- **Stored rows**
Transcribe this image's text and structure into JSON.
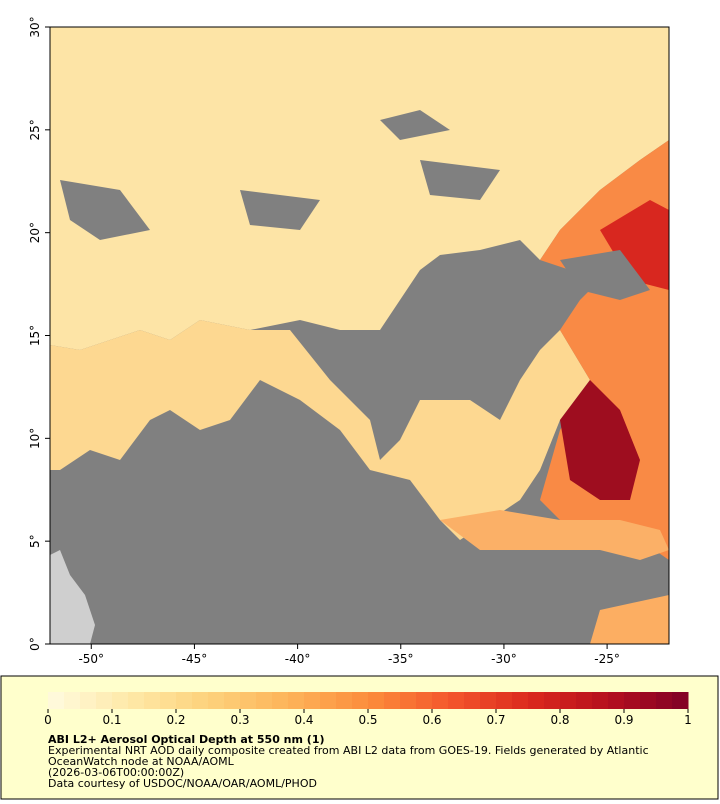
{
  "chart_data": {
    "type": "map",
    "title": "ABI L2+ Aerosol Optical Depth at 550 nm (1)",
    "description_lines": [
      "Experimental NRT AOD daily composite created from ABI L2 data from GOES-19. Fields generated by Atlantic",
      "OceanWatch node at NOAA/AOML",
      "(2026-03-06T00:00:00Z)",
      "Data courtesy of USDOC/NOAA/OAR/AOML/PHOD"
    ],
    "xlim": [
      -52,
      -22
    ],
    "ylim": [
      0,
      30
    ],
    "xticks": [
      {
        "value": -50,
        "label": "-50°"
      },
      {
        "value": -45,
        "label": "-45°"
      },
      {
        "value": -40,
        "label": "-40°"
      },
      {
        "value": -35,
        "label": "-35°"
      },
      {
        "value": -30,
        "label": "-30°"
      },
      {
        "value": -25,
        "label": "-25°"
      }
    ],
    "yticks": [
      {
        "value": 0,
        "label": "0°"
      },
      {
        "value": 5,
        "label": "5°"
      },
      {
        "value": 10,
        "label": "10°"
      },
      {
        "value": 15,
        "label": "15°"
      },
      {
        "value": 20,
        "label": "20°"
      },
      {
        "value": 25,
        "label": "25°"
      },
      {
        "value": 30,
        "label": "30°"
      }
    ],
    "colorbar_lim": [
      0,
      1
    ],
    "colorbar_ticks": [
      0,
      0.1,
      0.2,
      0.3,
      0.4,
      0.5,
      0.6,
      0.7,
      0.8,
      0.9,
      1
    ],
    "colormap": [
      "#fffbe0",
      "#fee9a8",
      "#fdd27c",
      "#fdb45a",
      "#fc8d3c",
      "#f4582c",
      "#dc2a1e",
      "#b5101e",
      "#800026"
    ]
  }
}
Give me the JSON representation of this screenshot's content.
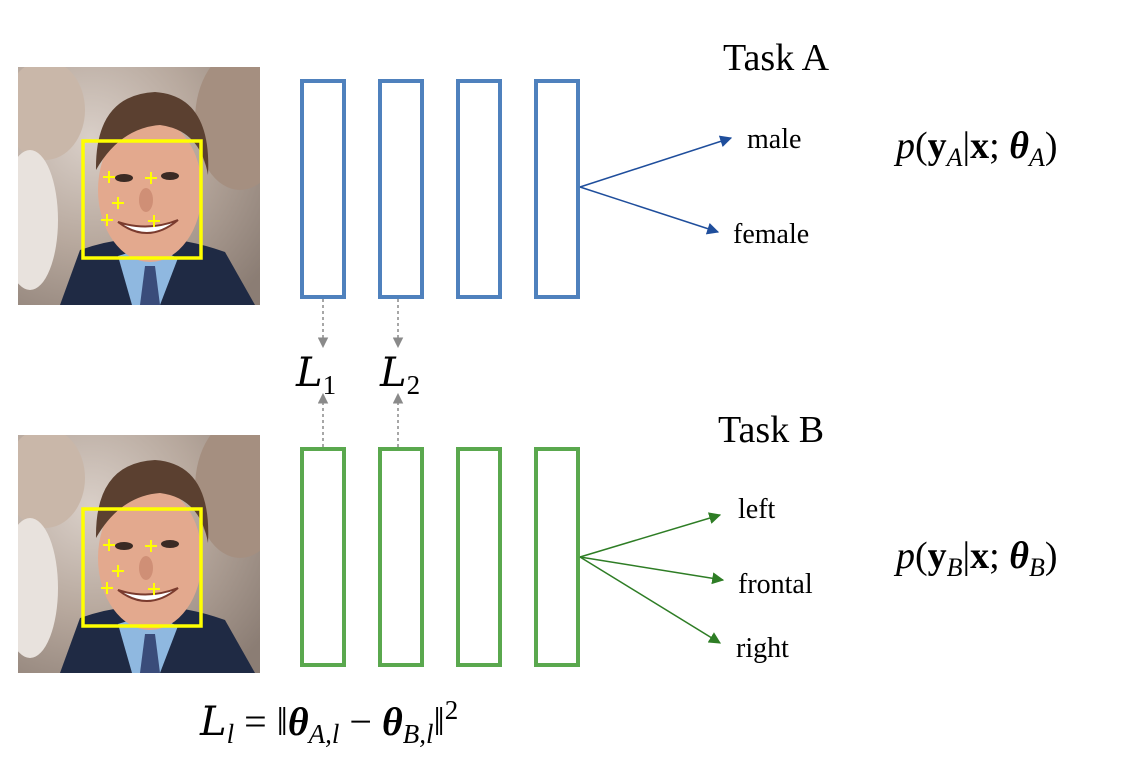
{
  "task_a": {
    "title": "Task A",
    "outputs": [
      "male",
      "female"
    ],
    "formula": {
      "p": "p",
      "y": "y",
      "y_sub": "A",
      "x": "x",
      "theta_sub": "A"
    }
  },
  "task_b": {
    "title": "Task B",
    "outputs": [
      "left",
      "frontal",
      "right"
    ],
    "formula": {
      "p": "p",
      "y": "y",
      "y_sub": "B",
      "x": "x",
      "theta_sub": "B"
    }
  },
  "losses": [
    {
      "symbol": "L",
      "sub": "1"
    },
    {
      "symbol": "L",
      "sub": "2"
    }
  ],
  "loss_equation": {
    "lhs_symbol": "L",
    "lhs_sub": "l",
    "theta_a_sub": "A,l",
    "theta_b_sub": "B,l",
    "power": "2"
  },
  "colors": {
    "task_a": "#4f81bd",
    "task_b": "#5aa84e",
    "arrow_a": "#1f4e9c",
    "arrow_b": "#2e7d25",
    "dashed": "#8a8a8a",
    "landmark_box": "#ffff00"
  },
  "icons": [
    "face-photo-task-a",
    "face-photo-task-b"
  ]
}
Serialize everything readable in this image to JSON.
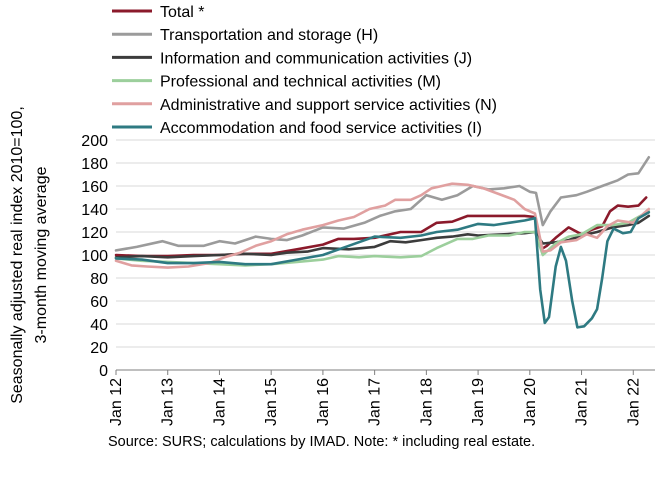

- **Given task**
Extract all the data above exactly, excluding every picture.

- **Final answer**
Transcribe this image's text and structure into JSON.
{
  "chart_data": {
    "type": "map",
    "title": "ABI L2+ Aerosol Optical Depth at 550 nm (1)",
    "description_lines": [
      "Experimental NRT AOD daily composite created from ABI L2 data from GOES-19. Fields generated by Atlantic",
      "OceanWatch node at NOAA/AOML",
      "(2026-03-06T00:00:00Z)",
      "Data courtesy of USDOC/NOAA/OAR/AOML/PHOD"
    ],
    "xlim": [
      -52,
      -22
    ],
    "ylim": [
      0,
      30
    ],
    "xticks": [
      {
        "value": -50,
        "label": "-50°"
      },
      {
        "value": -45,
        "label": "-45°"
      },
      {
        "value": -40,
        "label": "-40°"
      },
      {
        "value": -35,
        "label": "-35°"
      },
      {
        "value": -30,
        "label": "-30°"
      },
      {
        "value": -25,
        "label": "-25°"
      }
    ],
    "yticks": [
      {
        "value": 0,
        "label": "0°"
      },
      {
        "value": 5,
        "label": "5°"
      },
      {
        "value": 10,
        "label": "10°"
      },
      {
        "value": 15,
        "label": "15°"
      },
      {
        "value": 20,
        "label": "20°"
      },
      {
        "value": 25,
        "label": "25°"
      },
      {
        "value": 30,
        "label": "30°"
      }
    ],
    "colorbar_lim": [
      0,
      1
    ],
    "colorbar_ticks": [
      0,
      0.1,
      0.2,
      0.3,
      0.4,
      0.5,
      0.6,
      0.7,
      0.8,
      0.9,
      1
    ],
    "colormap": [
      "#fffbe0",
      "#fee9a8",
      "#fdd27c",
      "#fdb45a",
      "#fc8d3c",
      "#f4582c",
      "#dc2a1e",
      "#b5101e",
      "#800026"
    ]
  }
}
Give me the JSON representation of this screenshot's content.
{
  "task_a": {
    "title": "Task A",
    "outputs": [
      "male",
      "female"
    ],
    "formula": {
      "p": "p",
      "y": "y",
      "y_sub": "A",
      "x": "x",
      "theta_sub": "A"
    }
  },
  "task_b": {
    "title": "Task B",
    "outputs": [
      "left",
      "frontal",
      "right"
    ],
    "formula": {
      "p": "p",
      "y": "y",
      "y_sub": "B",
      "x": "x",
      "theta_sub": "B"
    }
  },
  "losses": [
    {
      "symbol": "L",
      "sub": "1"
    },
    {
      "symbol": "L",
      "sub": "2"
    }
  ],
  "loss_equation": {
    "lhs_symbol": "L",
    "lhs_sub": "l",
    "theta_a_sub": "A,l",
    "theta_b_sub": "B,l",
    "power": "2"
  },
  "colors": {
    "task_a": "#4f81bd",
    "task_b": "#5aa84e",
    "arrow_a": "#1f4e9c",
    "arrow_b": "#2e7d25",
    "dashed": "#8a8a8a",
    "landmark_box": "#ffff00"
  },
  "icons": [
    "face-photo-task-a",
    "face-photo-task-b"
  ]
}
Serialize everything readable in this image to JSON.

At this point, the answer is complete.